> Exercise details: Every line of the material below should be repeated exactly.

**** Listed records

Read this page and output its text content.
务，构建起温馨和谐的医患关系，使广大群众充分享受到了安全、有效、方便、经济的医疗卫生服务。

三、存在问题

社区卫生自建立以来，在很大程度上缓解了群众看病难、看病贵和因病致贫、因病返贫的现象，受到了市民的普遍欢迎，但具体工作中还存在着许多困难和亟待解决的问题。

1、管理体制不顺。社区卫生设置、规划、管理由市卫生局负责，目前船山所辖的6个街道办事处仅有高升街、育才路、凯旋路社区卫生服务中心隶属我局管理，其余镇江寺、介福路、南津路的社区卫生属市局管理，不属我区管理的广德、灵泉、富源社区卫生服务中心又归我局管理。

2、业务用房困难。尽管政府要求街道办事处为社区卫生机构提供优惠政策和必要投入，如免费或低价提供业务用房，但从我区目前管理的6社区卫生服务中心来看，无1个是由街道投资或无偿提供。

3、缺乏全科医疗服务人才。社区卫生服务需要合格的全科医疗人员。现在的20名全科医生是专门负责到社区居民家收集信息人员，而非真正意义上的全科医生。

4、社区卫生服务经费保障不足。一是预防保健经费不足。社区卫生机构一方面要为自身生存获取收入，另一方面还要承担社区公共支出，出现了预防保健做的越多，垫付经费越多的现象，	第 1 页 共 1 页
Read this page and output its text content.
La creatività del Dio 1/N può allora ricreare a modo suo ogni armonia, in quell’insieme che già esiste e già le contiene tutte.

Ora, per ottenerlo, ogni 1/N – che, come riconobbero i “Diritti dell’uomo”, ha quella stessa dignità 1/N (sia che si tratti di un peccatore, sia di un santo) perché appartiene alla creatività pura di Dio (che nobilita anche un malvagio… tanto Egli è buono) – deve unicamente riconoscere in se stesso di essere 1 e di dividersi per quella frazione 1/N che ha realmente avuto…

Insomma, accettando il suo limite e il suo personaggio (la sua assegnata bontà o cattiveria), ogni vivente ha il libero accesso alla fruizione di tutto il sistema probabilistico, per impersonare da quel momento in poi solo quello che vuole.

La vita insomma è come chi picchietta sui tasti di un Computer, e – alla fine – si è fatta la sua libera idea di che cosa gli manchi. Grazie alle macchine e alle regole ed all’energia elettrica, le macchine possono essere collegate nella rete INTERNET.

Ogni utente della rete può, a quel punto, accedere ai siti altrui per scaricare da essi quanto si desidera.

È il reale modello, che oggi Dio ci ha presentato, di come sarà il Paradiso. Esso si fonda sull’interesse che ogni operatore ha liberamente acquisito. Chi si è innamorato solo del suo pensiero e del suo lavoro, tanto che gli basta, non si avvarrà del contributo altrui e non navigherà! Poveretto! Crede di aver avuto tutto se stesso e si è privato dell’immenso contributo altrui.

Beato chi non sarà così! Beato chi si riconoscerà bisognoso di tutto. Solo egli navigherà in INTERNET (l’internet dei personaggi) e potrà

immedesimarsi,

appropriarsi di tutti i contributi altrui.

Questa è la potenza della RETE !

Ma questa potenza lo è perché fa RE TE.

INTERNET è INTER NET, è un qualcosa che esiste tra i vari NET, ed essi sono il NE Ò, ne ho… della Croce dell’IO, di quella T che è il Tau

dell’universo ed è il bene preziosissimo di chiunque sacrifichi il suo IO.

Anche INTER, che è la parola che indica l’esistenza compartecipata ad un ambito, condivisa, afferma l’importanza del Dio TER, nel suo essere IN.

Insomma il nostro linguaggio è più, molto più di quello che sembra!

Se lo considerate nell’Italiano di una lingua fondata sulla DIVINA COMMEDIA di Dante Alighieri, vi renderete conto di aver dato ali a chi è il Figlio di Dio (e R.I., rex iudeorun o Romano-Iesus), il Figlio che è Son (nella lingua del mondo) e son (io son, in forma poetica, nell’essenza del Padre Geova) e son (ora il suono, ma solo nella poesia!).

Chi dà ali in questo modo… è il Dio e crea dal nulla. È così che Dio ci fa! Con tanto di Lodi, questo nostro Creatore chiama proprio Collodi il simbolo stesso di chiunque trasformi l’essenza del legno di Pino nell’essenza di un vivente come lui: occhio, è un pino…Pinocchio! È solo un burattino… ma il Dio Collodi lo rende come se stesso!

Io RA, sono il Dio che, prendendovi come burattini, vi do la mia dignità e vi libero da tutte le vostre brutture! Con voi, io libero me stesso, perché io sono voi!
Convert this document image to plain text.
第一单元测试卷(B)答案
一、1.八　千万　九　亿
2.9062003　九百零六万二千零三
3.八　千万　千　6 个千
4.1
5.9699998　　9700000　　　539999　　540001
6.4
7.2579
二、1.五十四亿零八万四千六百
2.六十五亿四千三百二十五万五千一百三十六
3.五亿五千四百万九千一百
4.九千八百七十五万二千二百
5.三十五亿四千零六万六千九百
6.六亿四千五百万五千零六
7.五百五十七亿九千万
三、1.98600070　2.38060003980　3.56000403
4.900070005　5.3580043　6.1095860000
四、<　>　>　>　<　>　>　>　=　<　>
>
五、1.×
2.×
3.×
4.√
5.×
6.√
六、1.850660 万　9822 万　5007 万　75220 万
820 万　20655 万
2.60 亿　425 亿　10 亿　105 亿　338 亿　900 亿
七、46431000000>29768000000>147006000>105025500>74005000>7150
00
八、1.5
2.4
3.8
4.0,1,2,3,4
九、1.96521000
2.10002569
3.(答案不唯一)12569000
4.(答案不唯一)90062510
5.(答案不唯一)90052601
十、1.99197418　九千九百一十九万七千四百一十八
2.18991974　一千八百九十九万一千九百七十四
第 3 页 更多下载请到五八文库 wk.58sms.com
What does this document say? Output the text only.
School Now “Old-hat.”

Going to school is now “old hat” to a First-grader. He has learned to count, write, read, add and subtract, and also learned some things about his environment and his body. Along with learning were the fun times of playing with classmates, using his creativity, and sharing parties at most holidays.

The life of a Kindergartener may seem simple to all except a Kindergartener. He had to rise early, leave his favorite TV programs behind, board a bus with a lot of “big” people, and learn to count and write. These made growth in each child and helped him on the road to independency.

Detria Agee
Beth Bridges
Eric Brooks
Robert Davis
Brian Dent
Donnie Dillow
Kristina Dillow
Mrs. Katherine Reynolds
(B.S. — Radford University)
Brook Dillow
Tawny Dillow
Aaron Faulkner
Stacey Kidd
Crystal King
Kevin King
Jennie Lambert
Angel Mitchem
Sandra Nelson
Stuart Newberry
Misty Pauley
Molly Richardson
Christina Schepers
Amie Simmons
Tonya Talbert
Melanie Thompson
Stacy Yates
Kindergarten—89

********

> Exercise output:
Read this page and output its text content.
务，构建起温馨和谐的医患关系，使广大群众充分享受到了安全、有效、方便、经济的医疗卫生服务。

三、存在问题

社区卫生自建立以来，在很大程度上缓解了群众看病难、看病贵和因病致贫、因病返贫的现象，受到了市民的普遍欢迎，但具体工作中还存在着许多困难和亟待解决的问题。

1、管理体制不顺。社区卫生设置、规划、管理由市卫生局负责，目前船山所辖的6个街道办事处仅有高升街、育才路、凯旋路社区卫生服务中心隶属我局管理，其余镇江寺、介福路、南津路的社区卫生属市局管理，不属我区管理的广德、灵泉、富源社区卫生服务中心又归我局管理。

2、业务用房困难。尽管政府要求街道办事处为社区卫生机构提供优惠政策和必要投入，如免费或低价提供业务用房，但从我区目前管理的6社区卫生服务中心来看，无1个是由街道投资或无偿提供。

3、缺乏全科医疗服务人才。社区卫生服务需要合格的全科医疗人员。现在的20名全科医生是专门负责到社区居民家收集信息人员，而非真正意义上的全科医生。

4、社区卫生服务经费保障不足。一是预防保健经费不足。社区卫生机构一方面要为自身生存获取收入，另一方面还要承担社区公共支出，出现了预防保健做的越多，垫付经费越多的现象，	第 1 页 共 1 页
Read this page and output its text content.
La creatività del Dio 1/N può allora ricreare a modo suo ogni armonia, in quell’insieme che già esiste e già le contiene tutte.

Ora, per ottenerlo, ogni 1/N – che, come riconobbero i “Diritti dell’uomo”, ha quella stessa dignità 1/N (sia che si tratti di un peccatore, sia di un santo) perché appartiene alla creatività pura di Dio (che nobilita anche un malvagio… tanto Egli è buono) – deve unicamente riconoscere in se stesso di essere 1 e di dividersi per quella frazione 1/N che ha realmente avuto…

Insomma, accettando il suo limite e il suo personaggio (la sua assegnata bontà o cattiveria), ogni vivente ha il libero accesso alla fruizione di tutto il sistema probabilistico, per impersonare da quel momento in poi solo quello che vuole.

La vita insomma è come chi picchietta sui tasti di un Computer, e – alla fine – si è fatta la sua libera idea di che cosa gli manchi. Grazie alle macchine e alle regole ed all’energia elettrica, le macchine possono essere collegate nella rete INTERNET.

Ogni utente della rete può, a quel punto, accedere ai siti altrui per scaricare da essi quanto si desidera.

È il reale modello, che oggi Dio ci ha presentato, di come sarà il Paradiso. Esso si fonda sull’interesse che ogni operatore ha liberamente acquisito. Chi si è innamorato solo del suo pensiero e del suo lavoro, tanto che gli basta, non si avvarrà del contributo altrui e non navigherà! Poveretto! Crede di aver avuto tutto se stesso e si è privato dell’immenso contributo altrui.

Beato chi non sarà così! Beato chi si riconoscerà bisognoso di tutto. Solo egli navigherà in INTERNET (l’internet dei personaggi) e potrà

immedesimarsi,

appropriarsi di tutti i contributi altrui.

Questa è la potenza della RETE !

Ma questa potenza lo è perché fa RE TE.

INTERNET è INTER NET, è un qualcosa che esiste tra i vari NET, ed essi sono il NE Ò, ne ho… della Croce dell’IO, di quella T che è il Tau

dell’universo ed è il bene preziosissimo di chiunque sacrifichi il suo IO.

Anche INTER, che è la parola che indica l’esistenza compartecipata ad un ambito, condivisa, afferma l’importanza del Dio TER, nel suo essere IN.

Insomma il nostro linguaggio è più, molto più di quello che sembra!

Se lo considerate nell’Italiano di una lingua fondata sulla DIVINA COMMEDIA di Dante Alighieri, vi renderete conto di aver dato ali a chi è il Figlio di Dio (e R.I., rex iudeorun o Romano-Iesus), il Figlio che è Son (nella lingua del mondo) e son (io son, in forma poetica, nell’essenza del Padre Geova) e son (ora il suono, ma solo nella poesia!).

Chi dà ali in questo modo… è il Dio e crea dal nulla. È così che Dio ci fa! Con tanto di Lodi, questo nostro Creatore chiama proprio Collodi il simbolo stesso di chiunque trasformi l’essenza del legno di Pino nell’essenza di un vivente come lui: occhio, è un pino…Pinocchio! È solo un burattino… ma il Dio Collodi lo rende come se stesso!

Io RA, sono il Dio che, prendendovi come burattini, vi do la mia dignità e vi libero da tutte le vostre brutture! Con voi, io libero me stesso, perché io sono voi!
Convert this document image to plain text.
第一单元测试卷(B)答案
一、1.八　千万　九　亿
2.9062003　九百零六万二千零三
3.八　千万　千　6 个千
4.1
5.9699998　　9700000　　　539999　　540001
6.4
7.2579
二、1.五十四亿零八万四千六百
2.六十五亿四千三百二十五万五千一百三十六
3.五亿五千四百万九千一百
4.九千八百七十五万二千二百
5.三十五亿四千零六万六千九百
6.六亿四千五百万五千零六
7.五百五十七亿九千万
三、1.98600070　2.38060003980　3.56000403
4.900070005　5.3580043　6.1095860000
四、<　>　>　>　<　>　>　>　=　<　>
>
五、1.×
2.×
3.×
4.√
5.×
6.√
六、1.850660 万　9822 万　5007 万　75220 万
820 万　20655 万
2.60 亿　425 亿　10 亿　105 亿　338 亿　900 亿
七、46431000000>29768000000>147006000>105025500>74005000>7150
00
八、1.5
2.4
3.8
4.0,1,2,3,4
九、1.96521000
2.10002569
3.(答案不唯一)12569000
4.(答案不唯一)90062510
5.(答案不唯一)90052601
十、1.99197418　九千九百一十九万七千四百一十八
2.18991974　一千八百九十九万一千九百七十四
第 3 页 更多下载请到五八文库 wk.58sms.com
What does this document say? Output the text only.
School Now “Old-hat.”

Going to school is now “old hat” to a First-grader. He has learned to count, write, read, add and subtract, and also learned some things about his environment and his body. Along with learning were the fun times of playing with classmates, using his creativity, and sharing parties at most holidays.

The life of a Kindergartener may seem simple to all except a Kindergartener. He had to rise early, leave his favorite TV programs behind, board a bus with a lot of “big” people, and learn to count and write. These made growth in each child and helped him on the road to independency.

Detria Agee
Beth Bridges
Eric Brooks
Robert Davis
Brian Dent
Donnie Dillow
Kristina Dillow
Mrs. Katherine Reynolds
(B.S. — Radford University)
Brook Dillow
Tawny Dillow
Aaron Faulkner
Stacey Kidd
Crystal King
Kevin King
Jennie Lambert
Angel Mitchem
Sandra Nelson
Stuart Newberry
Misty Pauley
Molly Richardson
Christina Schepers
Amie Simmons
Tonya Talbert
Melanie Thompson
Stacy Yates
Kindergarten—89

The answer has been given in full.